## [Task statement]
Copy each line below in which the string "Harmonizing" occurs.

[Collected data]

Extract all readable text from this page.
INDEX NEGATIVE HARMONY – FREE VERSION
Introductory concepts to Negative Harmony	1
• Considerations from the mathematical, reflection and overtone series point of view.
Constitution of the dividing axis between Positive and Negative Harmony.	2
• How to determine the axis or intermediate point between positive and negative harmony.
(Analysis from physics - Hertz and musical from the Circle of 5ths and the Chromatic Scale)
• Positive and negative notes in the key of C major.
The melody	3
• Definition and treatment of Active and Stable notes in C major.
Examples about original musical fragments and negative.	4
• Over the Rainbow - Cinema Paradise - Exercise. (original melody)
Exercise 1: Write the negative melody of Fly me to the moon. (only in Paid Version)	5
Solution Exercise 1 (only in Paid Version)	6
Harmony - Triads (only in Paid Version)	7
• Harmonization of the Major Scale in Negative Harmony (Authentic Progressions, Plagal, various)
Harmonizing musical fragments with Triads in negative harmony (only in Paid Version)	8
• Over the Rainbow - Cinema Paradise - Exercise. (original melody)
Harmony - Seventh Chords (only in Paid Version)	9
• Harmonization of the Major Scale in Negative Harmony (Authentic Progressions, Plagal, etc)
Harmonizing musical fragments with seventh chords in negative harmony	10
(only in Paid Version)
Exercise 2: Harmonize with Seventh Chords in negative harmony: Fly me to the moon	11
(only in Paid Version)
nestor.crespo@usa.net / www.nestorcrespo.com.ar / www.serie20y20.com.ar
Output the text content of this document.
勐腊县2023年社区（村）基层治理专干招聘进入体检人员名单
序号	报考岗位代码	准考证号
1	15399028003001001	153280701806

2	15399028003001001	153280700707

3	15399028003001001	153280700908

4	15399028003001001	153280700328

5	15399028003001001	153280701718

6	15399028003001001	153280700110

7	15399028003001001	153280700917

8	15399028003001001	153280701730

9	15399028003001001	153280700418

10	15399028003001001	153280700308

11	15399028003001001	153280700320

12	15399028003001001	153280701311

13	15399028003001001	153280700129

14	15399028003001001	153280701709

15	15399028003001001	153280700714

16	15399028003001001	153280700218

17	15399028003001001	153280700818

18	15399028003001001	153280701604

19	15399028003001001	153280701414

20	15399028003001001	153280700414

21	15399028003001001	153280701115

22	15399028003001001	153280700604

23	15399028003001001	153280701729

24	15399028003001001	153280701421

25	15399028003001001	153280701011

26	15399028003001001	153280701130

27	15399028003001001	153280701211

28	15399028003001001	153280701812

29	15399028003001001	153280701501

## [Exercise result]
Harmonizing musical fragments with Triads in negative harmony (only in Paid Version)	8
Harmonizing musical fragments with seventh chords in negative harmony	10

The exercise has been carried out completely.